Element-and-box listings
════

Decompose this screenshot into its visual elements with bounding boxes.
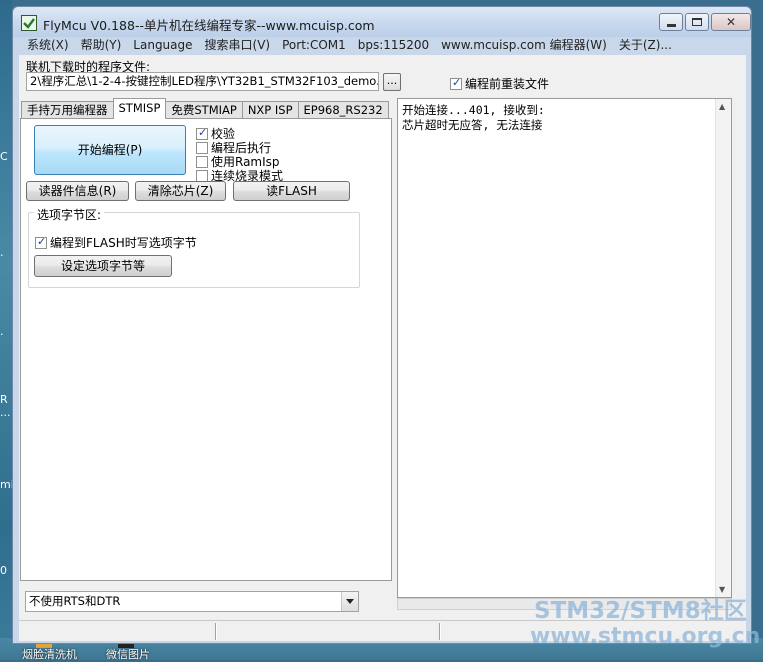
- checkbox-unchecked[interactable]: [196, 141, 208, 154]
- maximize-button[interactable]: [685, 13, 709, 31]
- menu-bps[interactable]: bps:115200: [352, 37, 435, 55]
- tab-nxp-isp[interactable]: NXP ISP: [241, 101, 299, 119]
- reload-label: 编程前重装文件: [465, 77, 550, 91]
- option-bytes-group: 选项字节区: 编程到FLASH时写选项字节 设定选项字节等: [28, 206, 360, 288]
- desktop-text: mi: [0, 478, 14, 491]
- scroll-down-icon[interactable]: ▼: [719, 585, 725, 594]
- menu-about[interactable]: 关于(Z)...: [613, 37, 678, 55]
- read-device-info-button[interactable]: 读器件信息(R): [26, 181, 129, 201]
- window-title: FlyMcu V0.188--单片机在线编程专家--www.mcuisp.com: [43, 18, 375, 33]
- menu-bar: 系统(X) 帮助(Y) Language 搜索串口(V) Port:COM1 b…: [21, 37, 745, 55]
- title-bar[interactable]: FlyMcu V0.188--单片机在线编程专家--www.mcuisp.com…: [13, 7, 751, 37]
- checkbox-checked[interactable]: [196, 126, 208, 140]
- desktop-text: 0: [0, 564, 7, 577]
- log-line: 开始连接...401, 接收到:: [402, 103, 545, 117]
- log-output[interactable]: 开始连接...401, 接收到: 芯片超时无应答, 无法连接 ▲ ▼: [397, 98, 732, 598]
- dropdown-arrow[interactable]: [341, 592, 358, 611]
- status-separator: [439, 623, 441, 640]
- rts-dtr-select[interactable]: 不使用RTS和DTR: [25, 591, 359, 612]
- checkbox-checked[interactable]: [35, 235, 47, 249]
- rts-dtr-value: 不使用RTS和DTR: [29, 594, 121, 608]
- menu-language[interactable]: Language: [127, 37, 198, 55]
- desktop-text: R: [0, 393, 8, 406]
- menu-programmer[interactable]: www.mcuisp.com 编程器(W): [435, 37, 613, 55]
- menu-help[interactable]: 帮助(Y): [75, 37, 128, 55]
- checkbox-checked[interactable]: [450, 76, 462, 90]
- menu-search-port[interactable]: 搜索串口(V): [199, 37, 277, 55]
- file-path-input[interactable]: 2\程序汇总\1-2-4-按键控制LED程序\YT32B1_STM32F103_…: [26, 72, 379, 91]
- menu-port[interactable]: Port:COM1: [276, 37, 352, 55]
- tab-strip: 手持万用编程器 STMISP 免费STMIAP NXP ISP EP968_RS…: [21, 98, 389, 119]
- close-button[interactable]: ✕: [711, 13, 751, 31]
- tab-ep968-rs232[interactable]: EP968_RS232: [297, 101, 389, 119]
- write-option-label: 编程到FLASH时写选项字节: [50, 236, 197, 250]
- minimize-icon: [666, 23, 676, 27]
- chevron-down-icon: [346, 599, 354, 604]
- desktop-text: ...: [0, 406, 11, 419]
- flymcu-app-icon: [21, 15, 37, 31]
- reload-before-program-checkbox[interactable]: 编程前重装文件: [450, 75, 549, 92]
- erase-chip-button[interactable]: 清除芯片(Z): [135, 181, 226, 201]
- write-option-bytes-checkbox[interactable]: 编程到FLASH时写选项字节: [35, 234, 197, 251]
- tab-stmisp[interactable]: STMISP: [112, 98, 167, 119]
- desktop-text: .: [0, 325, 4, 338]
- browse-button[interactable]: ...: [383, 73, 401, 91]
- vertical-scrollbar[interactable]: ▲ ▼: [715, 99, 731, 597]
- close-icon: ✕: [725, 15, 737, 29]
- start-programming-button[interactable]: 开始编程(P): [34, 125, 186, 175]
- tab-handheld-programmer[interactable]: 手持万用编程器: [21, 101, 114, 119]
- app-window: FlyMcu V0.188--单片机在线编程专家--www.mcuisp.com…: [12, 6, 752, 644]
- desktop-text: .: [0, 246, 4, 259]
- watermark-title: STM32/STM8社区: [534, 598, 747, 624]
- minimize-button[interactable]: [659, 13, 683, 31]
- option-bytes-title: 选项字节区:: [34, 206, 105, 223]
- checkbox-unchecked[interactable]: [196, 169, 208, 182]
- log-line: 芯片超时无应答, 无法连接: [402, 118, 543, 132]
- maximize-icon: [692, 18, 702, 26]
- stmisp-panel: 开始编程(P) 校验 编程后执行 使用RamIsp 连续烧录模式 读器件信息(R…: [20, 118, 392, 581]
- watermark-url: www.stmcu.org.cn: [530, 624, 761, 649]
- status-separator: [215, 623, 217, 640]
- client-area: 联机下载时的程序文件: 2\程序汇总\1-2-4-按键控制LED程序\YT32B…: [19, 55, 746, 641]
- read-flash-button[interactable]: 读FLASH: [233, 181, 350, 201]
- checkbox-unchecked[interactable]: [196, 155, 208, 168]
- set-option-bytes-button[interactable]: 设定选项字节等: [34, 255, 172, 277]
- menu-system[interactable]: 系统(X): [21, 37, 75, 55]
- desktop-text: C: [0, 150, 8, 163]
- tab-free-stmiap[interactable]: 免费STMIAP: [165, 101, 243, 119]
- scroll-up-icon[interactable]: ▲: [719, 102, 725, 111]
- log-text: 开始连接...401, 接收到: 芯片超时无应答, 无法连接: [402, 103, 545, 133]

════

How many lines in the data above contain the string "window"? Reply with the number alone.

2